**PROVIDED ENTRIES**:
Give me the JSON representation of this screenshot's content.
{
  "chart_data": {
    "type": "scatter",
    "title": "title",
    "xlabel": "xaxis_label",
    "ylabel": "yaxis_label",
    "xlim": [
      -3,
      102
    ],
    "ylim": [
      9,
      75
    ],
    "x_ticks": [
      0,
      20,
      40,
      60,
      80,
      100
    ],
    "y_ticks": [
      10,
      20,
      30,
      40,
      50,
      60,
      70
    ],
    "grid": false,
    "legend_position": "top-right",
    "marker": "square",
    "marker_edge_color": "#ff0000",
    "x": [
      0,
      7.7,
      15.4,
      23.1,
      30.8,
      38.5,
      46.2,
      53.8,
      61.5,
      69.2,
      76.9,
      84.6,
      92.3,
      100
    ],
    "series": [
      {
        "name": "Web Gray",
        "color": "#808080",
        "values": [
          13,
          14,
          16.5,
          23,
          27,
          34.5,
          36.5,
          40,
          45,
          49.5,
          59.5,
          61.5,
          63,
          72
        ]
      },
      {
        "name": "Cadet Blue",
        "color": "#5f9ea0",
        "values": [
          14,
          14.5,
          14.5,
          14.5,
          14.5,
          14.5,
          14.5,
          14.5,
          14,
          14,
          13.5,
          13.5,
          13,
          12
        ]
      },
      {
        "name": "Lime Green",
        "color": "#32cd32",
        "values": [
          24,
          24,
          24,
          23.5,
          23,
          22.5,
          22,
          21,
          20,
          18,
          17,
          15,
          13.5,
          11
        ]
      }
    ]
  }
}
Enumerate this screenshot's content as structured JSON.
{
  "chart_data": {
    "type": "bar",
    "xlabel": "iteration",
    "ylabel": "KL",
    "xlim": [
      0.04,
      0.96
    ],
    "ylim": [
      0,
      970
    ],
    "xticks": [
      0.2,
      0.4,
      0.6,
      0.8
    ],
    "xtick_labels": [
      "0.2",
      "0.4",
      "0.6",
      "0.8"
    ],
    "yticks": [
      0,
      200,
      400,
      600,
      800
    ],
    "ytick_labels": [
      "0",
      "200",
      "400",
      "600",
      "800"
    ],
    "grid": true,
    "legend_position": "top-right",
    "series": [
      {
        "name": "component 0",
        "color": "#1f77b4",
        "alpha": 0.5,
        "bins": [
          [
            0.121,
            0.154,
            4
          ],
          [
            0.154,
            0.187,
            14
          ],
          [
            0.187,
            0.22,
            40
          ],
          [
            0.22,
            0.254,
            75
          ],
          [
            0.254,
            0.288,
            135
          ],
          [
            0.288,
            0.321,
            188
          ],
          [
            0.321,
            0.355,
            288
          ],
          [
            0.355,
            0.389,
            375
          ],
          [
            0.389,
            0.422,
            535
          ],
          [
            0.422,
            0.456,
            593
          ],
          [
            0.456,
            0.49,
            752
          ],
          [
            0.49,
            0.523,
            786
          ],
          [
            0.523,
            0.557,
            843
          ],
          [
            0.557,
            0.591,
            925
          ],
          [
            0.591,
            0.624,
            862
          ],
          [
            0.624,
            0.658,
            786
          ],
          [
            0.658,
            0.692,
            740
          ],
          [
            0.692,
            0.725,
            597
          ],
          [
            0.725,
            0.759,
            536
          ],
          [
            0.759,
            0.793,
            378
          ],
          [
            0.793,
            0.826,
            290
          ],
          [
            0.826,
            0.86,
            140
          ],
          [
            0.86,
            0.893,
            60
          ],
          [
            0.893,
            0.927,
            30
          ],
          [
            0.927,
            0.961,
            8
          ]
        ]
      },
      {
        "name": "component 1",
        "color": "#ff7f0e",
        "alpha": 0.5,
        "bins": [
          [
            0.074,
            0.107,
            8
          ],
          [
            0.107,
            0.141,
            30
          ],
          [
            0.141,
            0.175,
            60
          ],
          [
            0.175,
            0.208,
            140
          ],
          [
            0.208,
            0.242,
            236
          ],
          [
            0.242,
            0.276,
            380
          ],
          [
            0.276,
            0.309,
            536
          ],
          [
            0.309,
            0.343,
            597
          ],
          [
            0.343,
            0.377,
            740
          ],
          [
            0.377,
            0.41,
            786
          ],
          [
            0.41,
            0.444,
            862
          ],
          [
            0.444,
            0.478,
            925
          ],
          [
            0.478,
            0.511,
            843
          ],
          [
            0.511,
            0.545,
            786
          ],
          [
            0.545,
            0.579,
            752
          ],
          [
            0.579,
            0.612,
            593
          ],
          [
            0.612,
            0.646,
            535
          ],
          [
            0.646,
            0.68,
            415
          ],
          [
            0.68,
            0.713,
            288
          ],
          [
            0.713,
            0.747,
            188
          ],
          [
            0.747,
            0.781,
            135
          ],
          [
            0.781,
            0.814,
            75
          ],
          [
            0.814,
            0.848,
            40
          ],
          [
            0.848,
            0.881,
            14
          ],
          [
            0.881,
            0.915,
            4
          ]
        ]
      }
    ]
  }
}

**WHAT YOU WILL DO**: Please output the entries above, every line exactly as it reads.

**THE RESULT**:
Give me the JSON representation of this screenshot's content.
{
  "chart_data": {
    "type": "scatter",
    "title": "title",
    "xlabel": "xaxis_label",
    "ylabel": "yaxis_label",
    "xlim": [
      -3,
      102
    ],
    "ylim": [
      9,
      75
    ],
    "x_ticks": [
      0,
      20,
      40,
      60,
      80,
      100
    ],
    "y_ticks": [
      10,
      20,
      30,
      40,
      50,
      60,
      70
    ],
    "grid": false,
    "legend_position": "top-right",
    "marker": "square",
    "marker_edge_color": "#ff0000",
    "x": [
      0,
      7.7,
      15.4,
      23.1,
      30.8,
      38.5,
      46.2,
      53.8,
      61.5,
      69.2,
      76.9,
      84.6,
      92.3,
      100
    ],
    "series": [
      {
        "name": "Web Gray",
        "color": "#808080",
        "values": [
          13,
          14,
          16.5,
          23,
          27,
          34.5,
          36.5,
          40,
          45,
          49.5,
          59.5,
          61.5,
          63,
          72
        ]
      },
      {
        "name": "Cadet Blue",
        "color": "#5f9ea0",
        "values": [
          14,
          14.5,
          14.5,
          14.5,
          14.5,
          14.5,
          14.5,
          14.5,
          14,
          14,
          13.5,
          13.5,
          13,
          12
        ]
      },
      {
        "name": "Lime Green",
        "color": "#32cd32",
        "values": [
          24,
          24,
          24,
          23.5,
          23,
          22.5,
          22,
          21,
          20,
          18,
          17,
          15,
          13.5,
          11
        ]
      }
    ]
  }
}
Enumerate this screenshot's content as structured JSON.
{
  "chart_data": {
    "type": "bar",
    "xlabel": "iteration",
    "ylabel": "KL",
    "xlim": [
      0.04,
      0.96
    ],
    "ylim": [
      0,
      970
    ],
    "xticks": [
      0.2,
      0.4,
      0.6,
      0.8
    ],
    "xtick_labels": [
      "0.2",
      "0.4",
      "0.6",
      "0.8"
    ],
    "yticks": [
      0,
      200,
      400,
      600,
      800
    ],
    "ytick_labels": [
      "0",
      "200",
      "400",
      "600",
      "800"
    ],
    "grid": true,
    "legend_position": "top-right",
    "series": [
      {
        "name": "component 0",
        "color": "#1f77b4",
        "alpha": 0.5,
        "bins": [
          [
            0.121,
            0.154,
            4
          ],
          [
            0.154,
            0.187,
            14
          ],
          [
            0.187,
            0.22,
            40
          ],
          [
            0.22,
            0.254,
            75
          ],
          [
            0.254,
            0.288,
            135
          ],
          [
            0.288,
            0.321,
            188
          ],
          [
            0.321,
            0.355,
            288
          ],
          [
            0.355,
            0.389,
            375
          ],
          [
            0.389,
            0.422,
            535
          ],
          [
            0.422,
            0.456,
            593
          ],
          [
            0.456,
            0.49,
            752
          ],
          [
            0.49,
            0.523,
            786
          ],
          [
            0.523,
            0.557,
            843
          ],
          [
            0.557,
            0.591,
            925
          ],
          [
            0.591,
            0.624,
            862
          ],
          [
            0.624,
            0.658,
            786
          ],
          [
            0.658,
            0.692,
            740
          ],
          [
            0.692,
            0.725,
            597
          ],
          [
            0.725,
            0.759,
            536
          ],
          [
            0.759,
            0.793,
            378
          ],
          [
            0.793,
            0.826,
            290
          ],
          [
            0.826,
            0.86,
            140
          ],
          [
            0.86,
            0.893,
            60
          ],
          [
            0.893,
            0.927,
            30
          ],
          [
            0.927,
            0.961,
            8
          ]
        ]
      },
      {
        "name": "component 1",
        "color": "#ff7f0e",
        "alpha": 0.5,
        "bins": [
          [
            0.074,
            0.107,
            8
          ],
          [
            0.107,
            0.141,
            30
          ],
          [
            0.141,
            0.175,
            60
          ],
          [
            0.175,
            0.208,
            140
          ],
          [
            0.208,
            0.242,
            236
          ],
          [
            0.242,
            0.276,
            380
          ],
          [
            0.276,
            0.309,
            536
          ],
          [
            0.309,
            0.343,
            597
          ],
          [
            0.343,
            0.377,
            740
          ],
          [
            0.377,
            0.41,
            786
          ],
          [
            0.41,
            0.444,
            862
          ],
          [
            0.444,
            0.478,
            925
          ],
          [
            0.478,
            0.511,
            843
          ],
          [
            0.511,
            0.545,
            786
          ],
          [
            0.545,
            0.579,
            752
          ],
          [
            0.579,
            0.612,
            593
          ],
          [
            0.612,
            0.646,
            535
          ],
          [
            0.646,
            0.68,
            415
          ],
          [
            0.68,
            0.713,
            288
          ],
          [
            0.713,
            0.747,
            188
          ],
          [
            0.747,
            0.781,
            135
          ],
          [
            0.781,
            0.814,
            75
          ],
          [
            0.814,
            0.848,
            40
          ],
          [
            0.848,
            0.881,
            14
          ],
          [
            0.881,
            0.915,
            4
          ]
        ]
      }
    ]
  }
}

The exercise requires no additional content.